Stored records:
= = = =
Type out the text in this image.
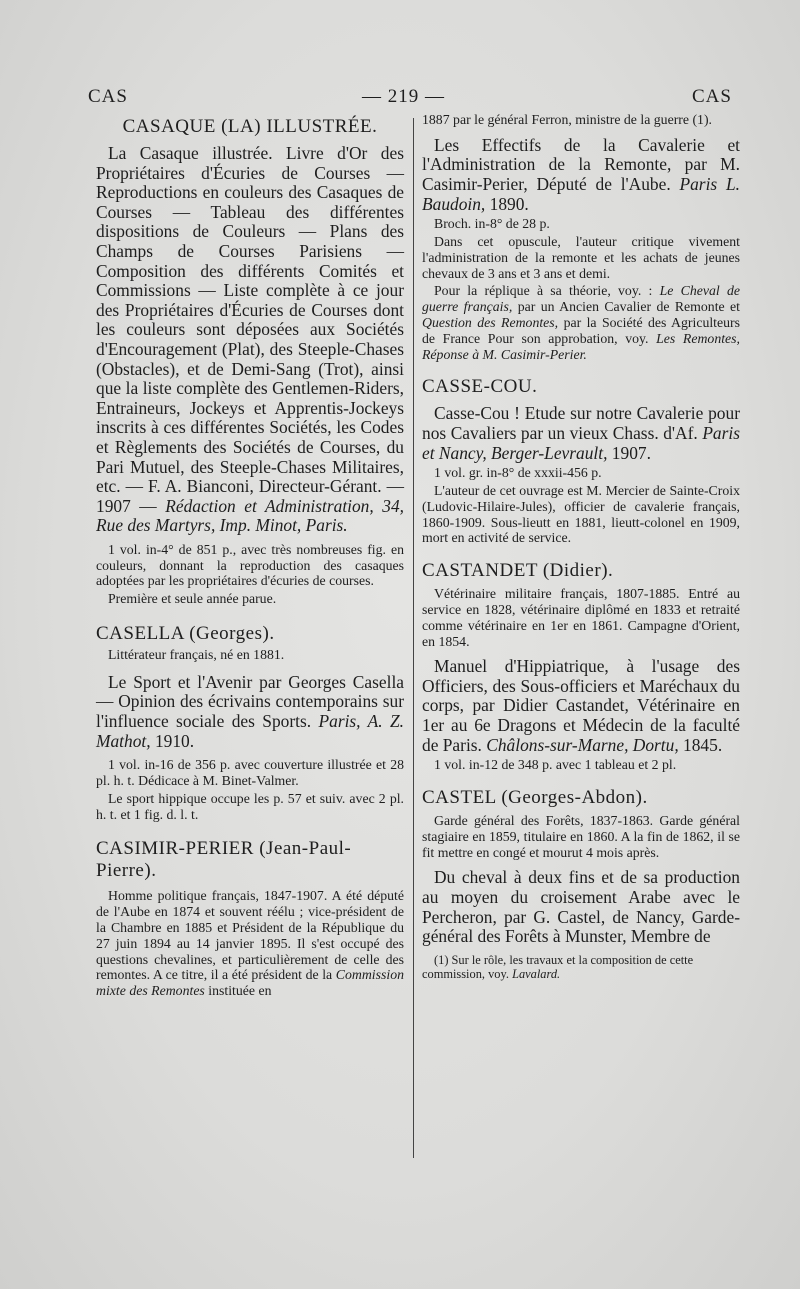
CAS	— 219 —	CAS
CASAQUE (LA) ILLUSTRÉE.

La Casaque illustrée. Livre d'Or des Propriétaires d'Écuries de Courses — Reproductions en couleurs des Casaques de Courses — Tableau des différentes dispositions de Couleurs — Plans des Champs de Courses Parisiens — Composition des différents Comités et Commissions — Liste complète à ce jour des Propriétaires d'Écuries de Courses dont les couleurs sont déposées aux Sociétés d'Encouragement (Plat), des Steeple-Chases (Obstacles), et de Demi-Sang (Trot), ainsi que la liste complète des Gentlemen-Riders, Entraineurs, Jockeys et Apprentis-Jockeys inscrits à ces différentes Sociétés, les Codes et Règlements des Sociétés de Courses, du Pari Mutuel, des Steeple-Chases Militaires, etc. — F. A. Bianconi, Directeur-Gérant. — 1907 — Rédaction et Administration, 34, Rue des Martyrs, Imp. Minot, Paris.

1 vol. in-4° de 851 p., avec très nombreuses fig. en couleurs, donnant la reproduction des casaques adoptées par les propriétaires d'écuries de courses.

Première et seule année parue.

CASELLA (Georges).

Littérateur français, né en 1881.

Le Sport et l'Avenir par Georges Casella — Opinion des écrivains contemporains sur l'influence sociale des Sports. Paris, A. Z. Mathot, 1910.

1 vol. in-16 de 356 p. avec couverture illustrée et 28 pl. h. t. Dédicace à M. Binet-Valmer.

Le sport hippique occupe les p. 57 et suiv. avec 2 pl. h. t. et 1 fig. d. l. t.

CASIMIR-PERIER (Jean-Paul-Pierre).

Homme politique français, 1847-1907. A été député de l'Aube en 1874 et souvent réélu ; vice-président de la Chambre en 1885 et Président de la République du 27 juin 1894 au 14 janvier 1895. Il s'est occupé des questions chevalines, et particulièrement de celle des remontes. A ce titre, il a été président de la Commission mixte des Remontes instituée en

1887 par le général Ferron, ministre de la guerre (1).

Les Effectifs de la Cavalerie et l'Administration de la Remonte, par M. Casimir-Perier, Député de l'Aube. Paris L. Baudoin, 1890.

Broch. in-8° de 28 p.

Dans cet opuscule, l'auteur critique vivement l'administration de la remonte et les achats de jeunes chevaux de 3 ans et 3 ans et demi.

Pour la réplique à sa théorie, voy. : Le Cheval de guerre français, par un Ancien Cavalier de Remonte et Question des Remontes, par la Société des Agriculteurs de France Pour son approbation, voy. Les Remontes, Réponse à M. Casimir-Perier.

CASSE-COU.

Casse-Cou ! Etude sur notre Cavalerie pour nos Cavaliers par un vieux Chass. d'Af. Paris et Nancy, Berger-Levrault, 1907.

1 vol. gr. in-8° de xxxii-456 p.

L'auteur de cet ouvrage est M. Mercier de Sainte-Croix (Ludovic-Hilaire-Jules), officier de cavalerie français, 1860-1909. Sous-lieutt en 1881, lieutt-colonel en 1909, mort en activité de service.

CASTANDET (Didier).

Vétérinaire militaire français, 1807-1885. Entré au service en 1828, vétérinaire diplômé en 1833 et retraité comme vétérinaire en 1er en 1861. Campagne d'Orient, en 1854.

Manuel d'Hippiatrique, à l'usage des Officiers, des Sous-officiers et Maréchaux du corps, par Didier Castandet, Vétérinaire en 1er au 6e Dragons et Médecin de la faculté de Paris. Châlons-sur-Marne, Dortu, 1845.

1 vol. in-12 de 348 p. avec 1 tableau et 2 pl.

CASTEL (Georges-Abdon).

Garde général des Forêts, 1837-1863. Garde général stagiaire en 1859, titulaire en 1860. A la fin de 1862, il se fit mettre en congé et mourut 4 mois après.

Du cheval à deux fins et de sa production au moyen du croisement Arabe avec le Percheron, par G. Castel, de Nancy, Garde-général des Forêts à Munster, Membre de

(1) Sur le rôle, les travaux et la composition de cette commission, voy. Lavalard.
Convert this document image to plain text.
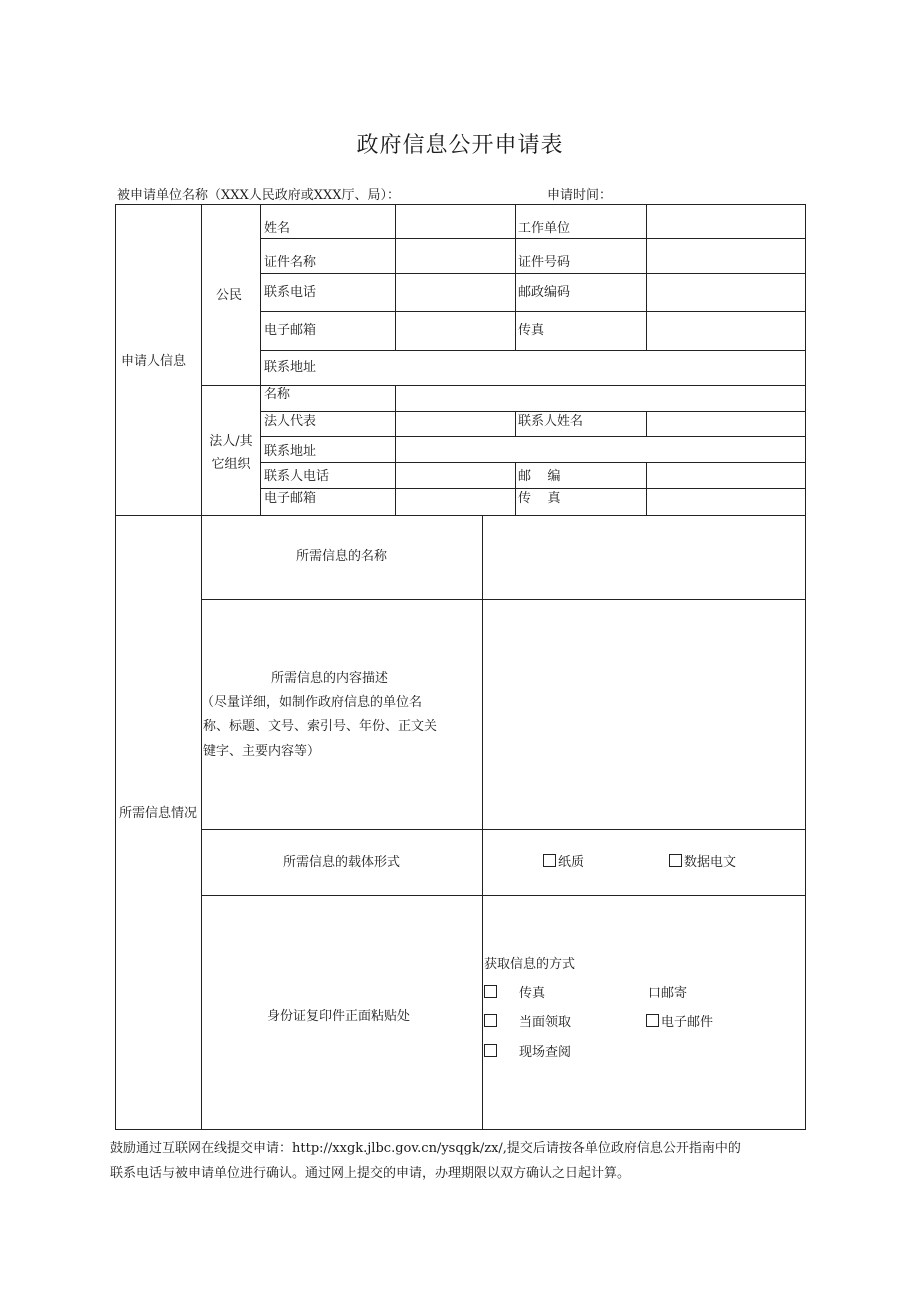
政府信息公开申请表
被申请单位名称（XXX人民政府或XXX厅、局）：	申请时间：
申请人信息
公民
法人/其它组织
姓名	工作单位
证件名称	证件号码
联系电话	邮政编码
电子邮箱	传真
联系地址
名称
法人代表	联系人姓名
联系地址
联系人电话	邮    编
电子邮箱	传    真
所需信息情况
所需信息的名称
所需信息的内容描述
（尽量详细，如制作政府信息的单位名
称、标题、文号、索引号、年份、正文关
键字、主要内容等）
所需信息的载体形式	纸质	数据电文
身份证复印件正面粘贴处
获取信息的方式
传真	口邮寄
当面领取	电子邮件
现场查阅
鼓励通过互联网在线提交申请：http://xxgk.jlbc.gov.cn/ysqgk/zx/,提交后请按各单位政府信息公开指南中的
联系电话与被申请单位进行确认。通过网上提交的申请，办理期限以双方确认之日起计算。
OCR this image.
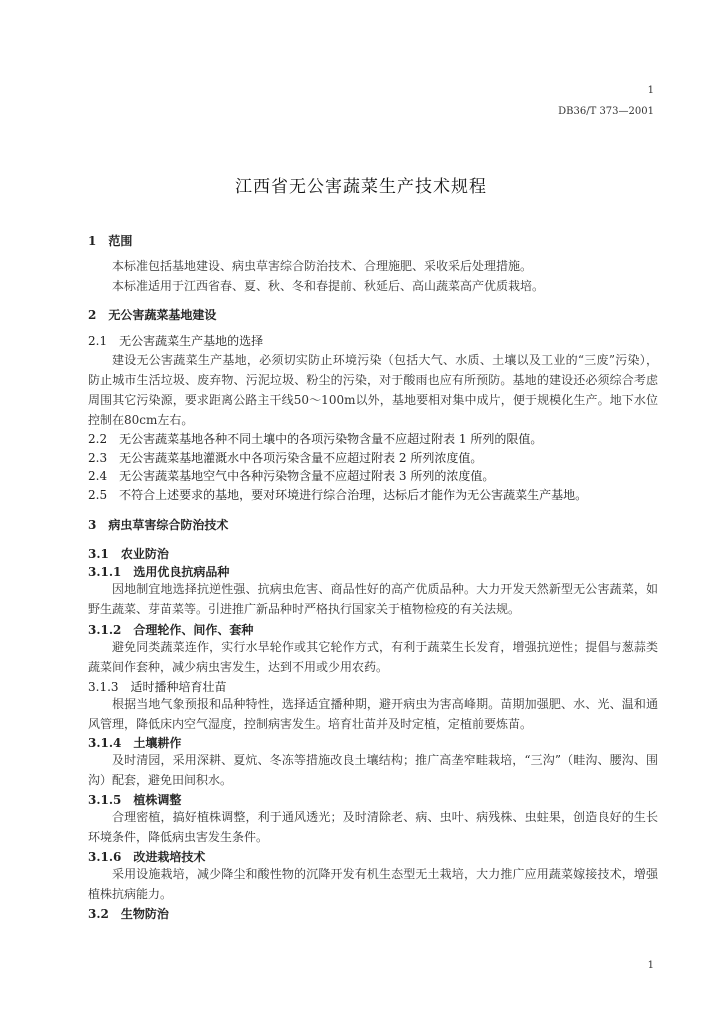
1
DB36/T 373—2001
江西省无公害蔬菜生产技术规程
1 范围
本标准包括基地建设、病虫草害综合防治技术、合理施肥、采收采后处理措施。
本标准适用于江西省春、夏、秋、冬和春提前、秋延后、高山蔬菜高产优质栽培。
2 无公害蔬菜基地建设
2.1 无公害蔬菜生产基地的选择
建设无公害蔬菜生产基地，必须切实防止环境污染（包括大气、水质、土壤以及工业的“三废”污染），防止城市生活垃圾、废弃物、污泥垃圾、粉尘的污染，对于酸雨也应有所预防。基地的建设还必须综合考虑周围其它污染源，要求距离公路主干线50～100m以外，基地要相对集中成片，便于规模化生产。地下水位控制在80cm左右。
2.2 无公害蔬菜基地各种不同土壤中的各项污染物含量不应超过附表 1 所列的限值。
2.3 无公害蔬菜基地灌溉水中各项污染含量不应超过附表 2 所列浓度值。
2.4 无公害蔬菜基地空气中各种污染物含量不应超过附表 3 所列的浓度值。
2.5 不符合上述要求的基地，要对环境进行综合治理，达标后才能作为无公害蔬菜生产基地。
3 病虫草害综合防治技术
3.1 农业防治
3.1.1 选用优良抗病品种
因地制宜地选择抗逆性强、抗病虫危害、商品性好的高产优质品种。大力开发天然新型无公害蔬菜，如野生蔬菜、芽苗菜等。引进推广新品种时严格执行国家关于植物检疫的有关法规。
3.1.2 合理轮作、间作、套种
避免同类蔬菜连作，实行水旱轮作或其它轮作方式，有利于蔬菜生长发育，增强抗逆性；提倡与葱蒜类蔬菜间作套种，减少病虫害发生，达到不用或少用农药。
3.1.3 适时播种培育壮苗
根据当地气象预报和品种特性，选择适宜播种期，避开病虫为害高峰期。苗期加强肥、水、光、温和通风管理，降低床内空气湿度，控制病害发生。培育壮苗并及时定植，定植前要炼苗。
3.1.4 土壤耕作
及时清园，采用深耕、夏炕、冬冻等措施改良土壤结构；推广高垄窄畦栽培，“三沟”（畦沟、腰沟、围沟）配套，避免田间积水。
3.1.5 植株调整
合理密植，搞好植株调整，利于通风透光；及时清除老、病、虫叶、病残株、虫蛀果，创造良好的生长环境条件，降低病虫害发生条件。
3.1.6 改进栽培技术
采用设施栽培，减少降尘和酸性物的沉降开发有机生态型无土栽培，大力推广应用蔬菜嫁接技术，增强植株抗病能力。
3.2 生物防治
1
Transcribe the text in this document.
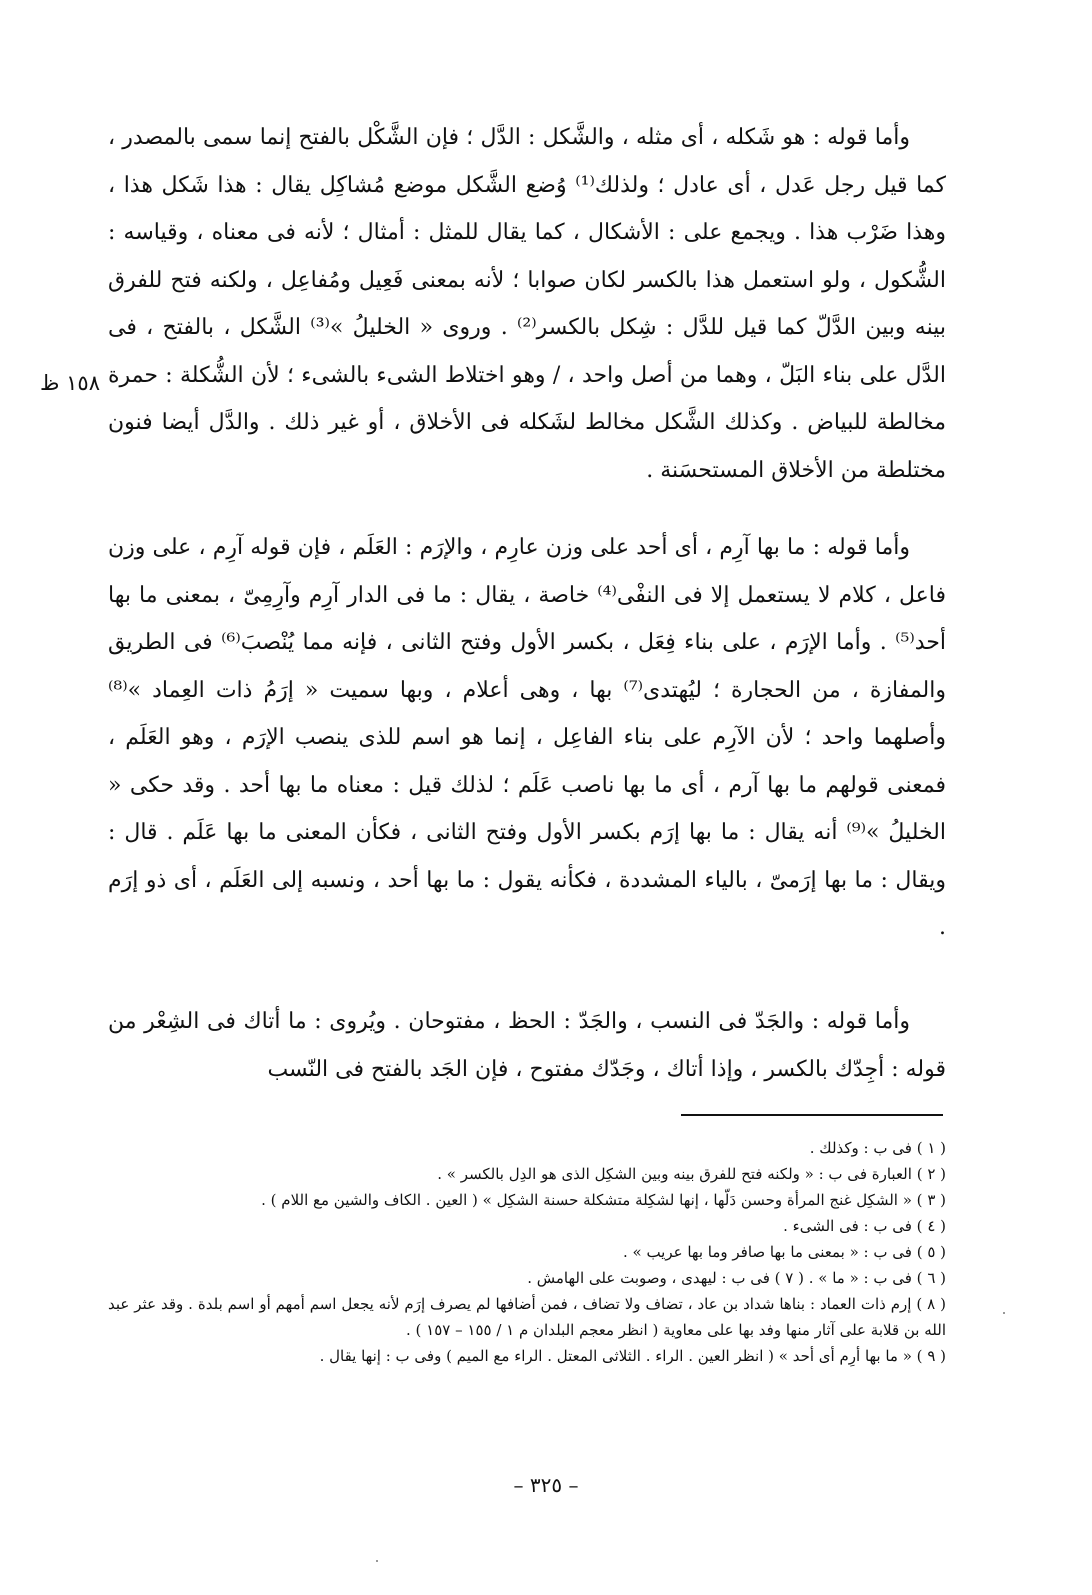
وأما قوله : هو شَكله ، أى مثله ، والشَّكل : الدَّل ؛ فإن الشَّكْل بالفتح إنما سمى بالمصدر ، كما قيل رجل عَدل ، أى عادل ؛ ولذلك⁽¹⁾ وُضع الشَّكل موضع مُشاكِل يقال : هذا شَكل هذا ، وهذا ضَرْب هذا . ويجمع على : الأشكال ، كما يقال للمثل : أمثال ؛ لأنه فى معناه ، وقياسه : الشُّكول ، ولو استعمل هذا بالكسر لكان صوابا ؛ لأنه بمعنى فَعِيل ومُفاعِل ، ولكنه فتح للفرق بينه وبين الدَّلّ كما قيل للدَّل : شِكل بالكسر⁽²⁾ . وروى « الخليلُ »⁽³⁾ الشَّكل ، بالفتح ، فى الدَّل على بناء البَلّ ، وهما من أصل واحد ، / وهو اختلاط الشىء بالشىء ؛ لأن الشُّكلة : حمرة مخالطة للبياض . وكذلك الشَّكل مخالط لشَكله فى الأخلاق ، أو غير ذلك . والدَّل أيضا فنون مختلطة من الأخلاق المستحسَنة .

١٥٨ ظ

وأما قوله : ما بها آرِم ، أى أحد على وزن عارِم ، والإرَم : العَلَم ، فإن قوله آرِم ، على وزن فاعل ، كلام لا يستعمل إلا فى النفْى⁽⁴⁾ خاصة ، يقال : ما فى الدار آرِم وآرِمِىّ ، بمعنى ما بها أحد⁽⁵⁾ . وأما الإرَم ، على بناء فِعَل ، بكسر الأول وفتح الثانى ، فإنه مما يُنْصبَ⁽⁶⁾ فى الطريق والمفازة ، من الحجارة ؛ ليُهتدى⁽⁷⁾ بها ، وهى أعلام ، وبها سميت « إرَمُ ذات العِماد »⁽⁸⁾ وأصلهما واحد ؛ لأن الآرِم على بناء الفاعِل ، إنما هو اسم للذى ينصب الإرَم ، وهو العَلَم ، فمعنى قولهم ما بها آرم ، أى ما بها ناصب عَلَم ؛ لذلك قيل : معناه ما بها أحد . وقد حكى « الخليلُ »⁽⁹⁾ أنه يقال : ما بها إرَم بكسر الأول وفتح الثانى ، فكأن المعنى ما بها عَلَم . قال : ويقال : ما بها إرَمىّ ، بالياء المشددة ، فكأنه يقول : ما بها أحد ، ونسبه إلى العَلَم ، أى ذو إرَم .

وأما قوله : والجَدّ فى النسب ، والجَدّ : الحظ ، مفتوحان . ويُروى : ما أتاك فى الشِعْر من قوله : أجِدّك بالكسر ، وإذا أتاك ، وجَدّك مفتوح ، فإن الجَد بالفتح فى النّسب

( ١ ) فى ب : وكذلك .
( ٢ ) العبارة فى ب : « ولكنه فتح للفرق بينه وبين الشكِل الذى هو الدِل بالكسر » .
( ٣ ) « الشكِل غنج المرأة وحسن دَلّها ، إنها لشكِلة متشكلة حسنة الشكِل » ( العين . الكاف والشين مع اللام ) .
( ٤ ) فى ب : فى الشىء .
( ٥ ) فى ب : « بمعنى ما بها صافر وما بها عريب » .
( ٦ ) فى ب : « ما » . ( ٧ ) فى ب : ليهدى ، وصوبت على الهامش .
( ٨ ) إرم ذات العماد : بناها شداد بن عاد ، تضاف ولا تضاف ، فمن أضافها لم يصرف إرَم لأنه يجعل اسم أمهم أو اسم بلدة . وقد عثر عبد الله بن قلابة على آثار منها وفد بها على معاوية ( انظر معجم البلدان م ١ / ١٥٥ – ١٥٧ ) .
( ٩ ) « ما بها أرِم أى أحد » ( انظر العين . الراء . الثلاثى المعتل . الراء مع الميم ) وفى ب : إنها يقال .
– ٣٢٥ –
= = = =
WHAT IS EXPECTED: Show all lines from the listing above in which "this" appears.

ANSWER TO THE PROBLEM:
Type out the text in this image.
Convert this document image to plain text.
OCR this image.
Transcribe the text in this document.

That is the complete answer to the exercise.